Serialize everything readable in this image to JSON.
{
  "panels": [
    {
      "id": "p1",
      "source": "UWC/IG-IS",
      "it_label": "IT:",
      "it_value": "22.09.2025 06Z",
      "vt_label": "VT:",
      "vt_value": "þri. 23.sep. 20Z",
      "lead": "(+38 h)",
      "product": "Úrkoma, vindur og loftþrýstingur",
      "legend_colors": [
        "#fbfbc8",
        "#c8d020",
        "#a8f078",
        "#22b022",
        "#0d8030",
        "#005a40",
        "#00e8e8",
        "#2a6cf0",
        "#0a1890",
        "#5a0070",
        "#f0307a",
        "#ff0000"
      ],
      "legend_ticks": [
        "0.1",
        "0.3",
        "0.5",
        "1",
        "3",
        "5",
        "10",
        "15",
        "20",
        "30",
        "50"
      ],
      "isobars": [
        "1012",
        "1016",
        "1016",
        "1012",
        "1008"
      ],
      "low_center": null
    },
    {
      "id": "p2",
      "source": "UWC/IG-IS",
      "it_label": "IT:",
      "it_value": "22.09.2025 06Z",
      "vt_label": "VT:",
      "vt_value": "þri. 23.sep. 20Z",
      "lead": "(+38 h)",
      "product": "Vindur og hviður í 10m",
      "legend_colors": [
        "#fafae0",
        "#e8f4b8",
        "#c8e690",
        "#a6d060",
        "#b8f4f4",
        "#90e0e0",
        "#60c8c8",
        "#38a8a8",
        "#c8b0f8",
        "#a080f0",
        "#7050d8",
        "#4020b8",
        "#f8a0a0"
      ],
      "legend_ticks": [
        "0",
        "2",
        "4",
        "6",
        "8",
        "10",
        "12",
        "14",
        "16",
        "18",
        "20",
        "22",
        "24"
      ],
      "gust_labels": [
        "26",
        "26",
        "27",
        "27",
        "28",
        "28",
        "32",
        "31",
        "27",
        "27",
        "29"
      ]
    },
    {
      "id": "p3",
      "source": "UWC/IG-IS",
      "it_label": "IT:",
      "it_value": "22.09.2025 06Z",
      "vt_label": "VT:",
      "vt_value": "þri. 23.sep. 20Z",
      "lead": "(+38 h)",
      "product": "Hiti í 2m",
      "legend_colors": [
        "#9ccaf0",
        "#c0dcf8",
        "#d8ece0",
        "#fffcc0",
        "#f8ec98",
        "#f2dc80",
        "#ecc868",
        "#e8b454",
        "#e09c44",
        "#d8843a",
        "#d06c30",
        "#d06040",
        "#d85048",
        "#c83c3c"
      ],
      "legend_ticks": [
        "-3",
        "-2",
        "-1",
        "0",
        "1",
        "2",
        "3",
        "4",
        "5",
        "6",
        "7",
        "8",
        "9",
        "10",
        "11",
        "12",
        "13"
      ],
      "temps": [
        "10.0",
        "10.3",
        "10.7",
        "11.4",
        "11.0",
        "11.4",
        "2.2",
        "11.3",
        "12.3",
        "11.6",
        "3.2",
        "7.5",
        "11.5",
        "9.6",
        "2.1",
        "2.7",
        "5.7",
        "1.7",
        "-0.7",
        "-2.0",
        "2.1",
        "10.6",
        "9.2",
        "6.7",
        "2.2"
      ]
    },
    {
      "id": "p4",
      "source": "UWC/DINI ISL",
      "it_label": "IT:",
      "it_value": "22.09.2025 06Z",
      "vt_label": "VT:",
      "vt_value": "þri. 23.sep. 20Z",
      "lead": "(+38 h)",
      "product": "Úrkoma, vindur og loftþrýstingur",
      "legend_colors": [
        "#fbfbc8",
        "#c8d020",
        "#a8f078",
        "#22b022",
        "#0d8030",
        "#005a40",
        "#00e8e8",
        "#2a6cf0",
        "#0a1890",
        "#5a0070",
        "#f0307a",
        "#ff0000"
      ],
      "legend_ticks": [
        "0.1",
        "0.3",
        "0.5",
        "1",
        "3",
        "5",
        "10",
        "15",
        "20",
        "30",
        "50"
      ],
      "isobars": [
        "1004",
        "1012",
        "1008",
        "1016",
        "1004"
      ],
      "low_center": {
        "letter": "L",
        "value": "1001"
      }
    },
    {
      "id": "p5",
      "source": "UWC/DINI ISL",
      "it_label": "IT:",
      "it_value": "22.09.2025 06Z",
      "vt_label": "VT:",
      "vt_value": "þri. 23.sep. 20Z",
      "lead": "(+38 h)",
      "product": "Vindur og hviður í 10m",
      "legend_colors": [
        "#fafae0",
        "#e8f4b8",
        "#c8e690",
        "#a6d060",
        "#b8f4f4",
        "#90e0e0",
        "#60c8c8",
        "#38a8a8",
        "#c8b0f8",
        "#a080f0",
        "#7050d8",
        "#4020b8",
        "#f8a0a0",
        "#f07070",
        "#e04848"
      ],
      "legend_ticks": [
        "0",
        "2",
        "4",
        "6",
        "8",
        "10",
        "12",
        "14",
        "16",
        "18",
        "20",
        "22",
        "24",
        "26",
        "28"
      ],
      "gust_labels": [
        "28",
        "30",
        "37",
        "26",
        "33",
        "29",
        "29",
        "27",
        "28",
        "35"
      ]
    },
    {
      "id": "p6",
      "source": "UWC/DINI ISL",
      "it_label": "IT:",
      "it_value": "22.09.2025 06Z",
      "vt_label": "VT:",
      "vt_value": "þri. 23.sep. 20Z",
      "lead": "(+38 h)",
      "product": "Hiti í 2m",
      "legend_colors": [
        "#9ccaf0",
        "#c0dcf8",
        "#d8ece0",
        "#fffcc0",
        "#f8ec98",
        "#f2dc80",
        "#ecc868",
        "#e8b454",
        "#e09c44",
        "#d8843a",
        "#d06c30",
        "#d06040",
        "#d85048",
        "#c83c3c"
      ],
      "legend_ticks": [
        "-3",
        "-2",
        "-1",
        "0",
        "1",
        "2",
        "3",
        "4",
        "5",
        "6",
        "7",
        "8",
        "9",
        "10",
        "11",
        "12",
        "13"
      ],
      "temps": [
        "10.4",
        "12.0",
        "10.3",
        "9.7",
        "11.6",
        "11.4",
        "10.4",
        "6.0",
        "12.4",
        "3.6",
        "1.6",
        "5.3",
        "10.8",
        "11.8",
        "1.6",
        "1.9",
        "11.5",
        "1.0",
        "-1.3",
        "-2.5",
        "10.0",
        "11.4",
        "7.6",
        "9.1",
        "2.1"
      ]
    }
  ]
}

## Problem details:
Each entry is to be returned in full, character for character.

## Completed exercise:
Serialize everything readable in this image to JSON.
{
  "panels": [
    {
      "id": "p1",
      "source": "UWC/IG-IS",
      "it_label": "IT:",
      "it_value": "22.09.2025 06Z",
      "vt_label": "VT:",
      "vt_value": "þri. 23.sep. 20Z",
      "lead": "(+38 h)",
      "product": "Úrkoma, vindur og loftþrýstingur",
      "legend_colors": [
        "#fbfbc8",
        "#c8d020",
        "#a8f078",
        "#22b022",
        "#0d8030",
        "#005a40",
        "#00e8e8",
        "#2a6cf0",
        "#0a1890",
        "#5a0070",
        "#f0307a",
        "#ff0000"
      ],
      "legend_ticks": [
        "0.1",
        "0.3",
        "0.5",
        "1",
        "3",
        "5",
        "10",
        "15",
        "20",
        "30",
        "50"
      ],
      "isobars": [
        "1012",
        "1016",
        "1016",
        "1012",
        "1008"
      ],
      "low_center": null
    },
    {
      "id": "p2",
      "source": "UWC/IG-IS",
      "it_label": "IT:",
      "it_value": "22.09.2025 06Z",
      "vt_label": "VT:",
      "vt_value": "þri. 23.sep. 20Z",
      "lead": "(+38 h)",
      "product": "Vindur og hviður í 10m",
      "legend_colors": [
        "#fafae0",
        "#e8f4b8",
        "#c8e690",
        "#a6d060",
        "#b8f4f4",
        "#90e0e0",
        "#60c8c8",
        "#38a8a8",
        "#c8b0f8",
        "#a080f0",
        "#7050d8",
        "#4020b8",
        "#f8a0a0"
      ],
      "legend_ticks": [
        "0",
        "2",
        "4",
        "6",
        "8",
        "10",
        "12",
        "14",
        "16",
        "18",
        "20",
        "22",
        "24"
      ],
      "gust_labels": [
        "26",
        "26",
        "27",
        "27",
        "28",
        "28",
        "32",
        "31",
        "27",
        "27",
        "29"
      ]
    },
    {
      "id": "p3",
      "source": "UWC/IG-IS",
      "it_label": "IT:",
      "it_value": "22.09.2025 06Z",
      "vt_label": "VT:",
      "vt_value": "þri. 23.sep. 20Z",
      "lead": "(+38 h)",
      "product": "Hiti í 2m",
      "legend_colors": [
        "#9ccaf0",
        "#c0dcf8",
        "#d8ece0",
        "#fffcc0",
        "#f8ec98",
        "#f2dc80",
        "#ecc868",
        "#e8b454",
        "#e09c44",
        "#d8843a",
        "#d06c30",
        "#d06040",
        "#d85048",
        "#c83c3c"
      ],
      "legend_ticks": [
        "-3",
        "-2",
        "-1",
        "0",
        "1",
        "2",
        "3",
        "4",
        "5",
        "6",
        "7",
        "8",
        "9",
        "10",
        "11",
        "12",
        "13"
      ],
      "temps": [
        "10.0",
        "10.3",
        "10.7",
        "11.4",
        "11.0",
        "11.4",
        "2.2",
        "11.3",
        "12.3",
        "11.6",
        "3.2",
        "7.5",
        "11.5",
        "9.6",
        "2.1",
        "2.7",
        "5.7",
        "1.7",
        "-0.7",
        "-2.0",
        "2.1",
        "10.6",
        "9.2",
        "6.7",
        "2.2"
      ]
    },
    {
      "id": "p4",
      "source": "UWC/DINI ISL",
      "it_label": "IT:",
      "it_value": "22.09.2025 06Z",
      "vt_label": "VT:",
      "vt_value": "þri. 23.sep. 20Z",
      "lead": "(+38 h)",
      "product": "Úrkoma, vindur og loftþrýstingur",
      "legend_colors": [
        "#fbfbc8",
        "#c8d020",
        "#a8f078",
        "#22b022",
        "#0d8030",
        "#005a40",
        "#00e8e8",
        "#2a6cf0",
        "#0a1890",
        "#5a0070",
        "#f0307a",
        "#ff0000"
      ],
      "legend_ticks": [
        "0.1",
        "0.3",
        "0.5",
        "1",
        "3",
        "5",
        "10",
        "15",
        "20",
        "30",
        "50"
      ],
      "isobars": [
        "1004",
        "1012",
        "1008",
        "1016",
        "1004"
      ],
      "low_center": {
        "letter": "L",
        "value": "1001"
      }
    },
    {
      "id": "p5",
      "source": "UWC/DINI ISL",
      "it_label": "IT:",
      "it_value": "22.09.2025 06Z",
      "vt_label": "VT:",
      "vt_value": "þri. 23.sep. 20Z",
      "lead": "(+38 h)",
      "product": "Vindur og hviður í 10m",
      "legend_colors": [
        "#fafae0",
        "#e8f4b8",
        "#c8e690",
        "#a6d060",
        "#b8f4f4",
        "#90e0e0",
        "#60c8c8",
        "#38a8a8",
        "#c8b0f8",
        "#a080f0",
        "#7050d8",
        "#4020b8",
        "#f8a0a0",
        "#f07070",
        "#e04848"
      ],
      "legend_ticks": [
        "0",
        "2",
        "4",
        "6",
        "8",
        "10",
        "12",
        "14",
        "16",
        "18",
        "20",
        "22",
        "24",
        "26",
        "28"
      ],
      "gust_labels": [
        "28",
        "30",
        "37",
        "26",
        "33",
        "29",
        "29",
        "27",
        "28",
        "35"
      ]
    },
    {
      "id": "p6",
      "source": "UWC/DINI ISL",
      "it_label": "IT:",
      "it_value": "22.09.2025 06Z",
      "vt_label": "VT:",
      "vt_value": "þri. 23.sep. 20Z",
      "lead": "(+38 h)",
      "product": "Hiti í 2m",
      "legend_colors": [
        "#9ccaf0",
        "#c0dcf8",
        "#d8ece0",
        "#fffcc0",
        "#f8ec98",
        "#f2dc80",
        "#ecc868",
        "#e8b454",
        "#e09c44",
        "#d8843a",
        "#d06c30",
        "#d06040",
        "#d85048",
        "#c83c3c"
      ],
      "legend_ticks": [
        "-3",
        "-2",
        "-1",
        "0",
        "1",
        "2",
        "3",
        "4",
        "5",
        "6",
        "7",
        "8",
        "9",
        "10",
        "11",
        "12",
        "13"
      ],
      "temps": [
        "10.4",
        "12.0",
        "10.3",
        "9.7",
        "11.6",
        "11.4",
        "10.4",
        "6.0",
        "12.4",
        "3.6",
        "1.6",
        "5.3",
        "10.8",
        "11.8",
        "1.6",
        "1.9",
        "11.5",
        "1.0",
        "-1.3",
        "-2.5",
        "10.0",
        "11.4",
        "7.6",
        "9.1",
        "2.1"
      ]
    }
  ]
}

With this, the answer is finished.